* [Directions for this task]:
Return the full listing exactly as it is written.

BEGIN Entries supplied

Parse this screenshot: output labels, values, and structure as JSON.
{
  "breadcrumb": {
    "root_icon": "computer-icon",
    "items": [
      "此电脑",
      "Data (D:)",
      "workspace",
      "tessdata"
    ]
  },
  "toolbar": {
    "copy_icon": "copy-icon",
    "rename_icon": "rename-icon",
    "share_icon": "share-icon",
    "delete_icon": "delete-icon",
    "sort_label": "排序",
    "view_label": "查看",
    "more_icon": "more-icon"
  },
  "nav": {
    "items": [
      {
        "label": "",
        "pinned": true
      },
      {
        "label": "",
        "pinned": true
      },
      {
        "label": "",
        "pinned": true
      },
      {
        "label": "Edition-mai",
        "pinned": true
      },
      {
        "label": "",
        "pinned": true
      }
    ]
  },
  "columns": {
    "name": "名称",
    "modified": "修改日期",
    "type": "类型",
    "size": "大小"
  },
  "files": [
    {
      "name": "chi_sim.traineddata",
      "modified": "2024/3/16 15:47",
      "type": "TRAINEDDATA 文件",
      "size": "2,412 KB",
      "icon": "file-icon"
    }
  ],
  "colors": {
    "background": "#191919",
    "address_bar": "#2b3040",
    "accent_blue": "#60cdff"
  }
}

END Entries supplied

* [Response to the exercise]:
Parse this screenshot: output labels, values, and structure as JSON.
{
  "breadcrumb": {
    "root_icon": "computer-icon",
    "items": [
      "此电脑",
      "Data (D:)",
      "workspace",
      "tessdata"
    ]
  },
  "toolbar": {
    "copy_icon": "copy-icon",
    "rename_icon": "rename-icon",
    "share_icon": "share-icon",
    "delete_icon": "delete-icon",
    "sort_label": "排序",
    "view_label": "查看",
    "more_icon": "more-icon"
  },
  "nav": {
    "items": [
      {
        "label": "",
        "pinned": true
      },
      {
        "label": "",
        "pinned": true
      },
      {
        "label": "",
        "pinned": true
      },
      {
        "label": "Edition-mai",
        "pinned": true
      },
      {
        "label": "",
        "pinned": true
      }
    ]
  },
  "columns": {
    "name": "名称",
    "modified": "修改日期",
    "type": "类型",
    "size": "大小"
  },
  "files": [
    {
      "name": "chi_sim.traineddata",
      "modified": "2024/3/16 15:47",
      "type": "TRAINEDDATA 文件",
      "size": "2,412 KB",
      "icon": "file-icon"
    }
  ],
  "colors": {
    "background": "#191919",
    "address_bar": "#2b3040",
    "accent_blue": "#60cdff"
  }
}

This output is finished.